## BEGIN Record list

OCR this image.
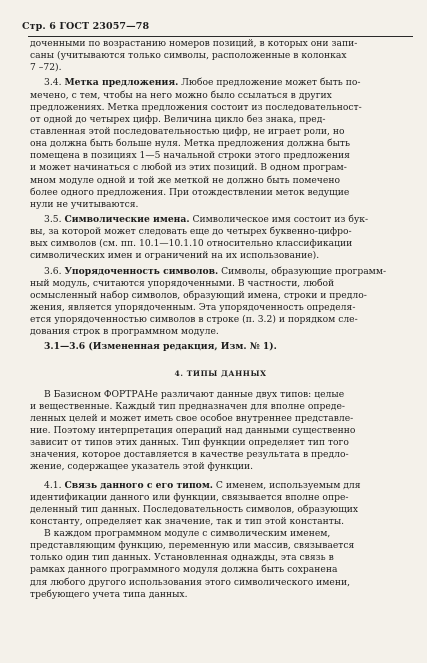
Стр. 6 ГОСТ 23057—78
доченными по возрастанию номеров позиций, в которых они запи-
саны (учитываются только символы, расположенные в колонках
7 –72).
3.4. Метка предложения. Любое предложение может быть по-
мечено, с тем, чтобы на него можно было ссылаться в других
предложениях. Метка предложения состоит из последовательност-
от одной до четырех цифр. Величина цикло без знака, пред-
ставленная этой последовательностью цифр, не играет роли, но
она должна быть больше нуля. Метка предложения должна быть
помещена в позициях 1—5 начальной строки этого предложения
и может начинаться с любой из этих позиций. В одном програм-
мном модуле одной и той же меткой не должно быть помечено
более одного предложения. При отождествлении меток ведущие
нули не учитываются.
3.5. Символические имена. Символическое имя состоит из бук-
вы, за которой может следовать еще до четырех буквенно-цифро-
вых символов (см. пп. 10.1—10.1.10 относительно классификации
символических имен и ограничений на их использование).
3.6. Упорядоченность символов. Символы, образующие программ-
ный модуль, считаются упорядоченными. В частности, любой
осмысленный набор символов, образующий имена, строки и предло-
жения, является упорядоченным. Эта упорядоченность определя-
ется упорядоченностью символов в строке (п. 3.2) и порядком сле-
дования строк в программном модуле.
3.1—3.6 (Измененная редакция, Изм. № 1).
4. ТИПЫ ДАННЫХ
В Базисном ФОРТРАНе различают данные двух типов: целые
и вещественные. Каждый тип предназначен для вполне опреде-
ленных целей и может иметь свое особое внутреннее представле-
ние. Поэтому интерпретация операций над данными существенно
зависит от типов этих данных. Тип функции определяет тип того
значения, которое доставляется в качестве результата в предло-
жение, содержащее указатель этой функции.
4.1. Связь данного с его типом. С именем, используемым для
идентификации данного или функции, связывается вполне опре-
деленный тип данных. Последовательность символов, образующих
константу, определяет как значение, так и тип этой константы.
В каждом программном модуле с символическим именем,
представляющим функцию, переменную или массив, связывается
только один тип данных. Установленная однажды, эта связь в
рамках данного программного модуля должна быть сохранена
для любого другого использования этого символического имени,
требующего учета типа данных.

## END Record list

What the task asks: The pictures should not appear in the copy; every other part of the records above must be returned exactly.

Task answer:
OCR this image.
Стр. 6 ГОСТ 23057—78
доченными по возрастанию номеров позиций, в которых они запи-
саны (учитываются только символы, расположенные в колонках
7 –72).
3.4. Метка предложения. Любое предложение может быть по-
мечено, с тем, чтобы на него можно было ссылаться в других
предложениях. Метка предложения состоит из последовательност-
от одной до четырех цифр. Величина цикло без знака, пред-
ставленная этой последовательностью цифр, не играет роли, но
она должна быть больше нуля. Метка предложения должна быть
помещена в позициях 1—5 начальной строки этого предложения
и может начинаться с любой из этих позиций. В одном програм-
мном модуле одной и той же меткой не должно быть помечено
более одного предложения. При отождествлении меток ведущие
нули не учитываются.
3.5. Символические имена. Символическое имя состоит из бук-
вы, за которой может следовать еще до четырех буквенно-цифро-
вых символов (см. пп. 10.1—10.1.10 относительно классификации
символических имен и ограничений на их использование).
3.6. Упорядоченность символов. Символы, образующие программ-
ный модуль, считаются упорядоченными. В частности, любой
осмысленный набор символов, образующий имена, строки и предло-
жения, является упорядоченным. Эта упорядоченность определя-
ется упорядоченностью символов в строке (п. 3.2) и порядком сле-
дования строк в программном модуле.
3.1—3.6 (Измененная редакция, Изм. № 1).
4. ТИПЫ ДАННЫХ
В Базисном ФОРТРАНе различают данные двух типов: целые
и вещественные. Каждый тип предназначен для вполне опреде-
ленных целей и может иметь свое особое внутреннее представле-
ние. Поэтому интерпретация операций над данными существенно
зависит от типов этих данных. Тип функции определяет тип того
значения, которое доставляется в качестве результата в предло-
жение, содержащее указатель этой функции.
4.1. Связь данного с его типом. С именем, используемым для
идентификации данного или функции, связывается вполне опре-
деленный тип данных. Последовательность символов, образующих
константу, определяет как значение, так и тип этой константы.
В каждом программном модуле с символическим именем,
представляющим функцию, переменную или массив, связывается
только один тип данных. Установленная однажды, эта связь в
рамках данного программного модуля должна быть сохранена
для любого другого использования этого символического имени,
требующего учета типа данных.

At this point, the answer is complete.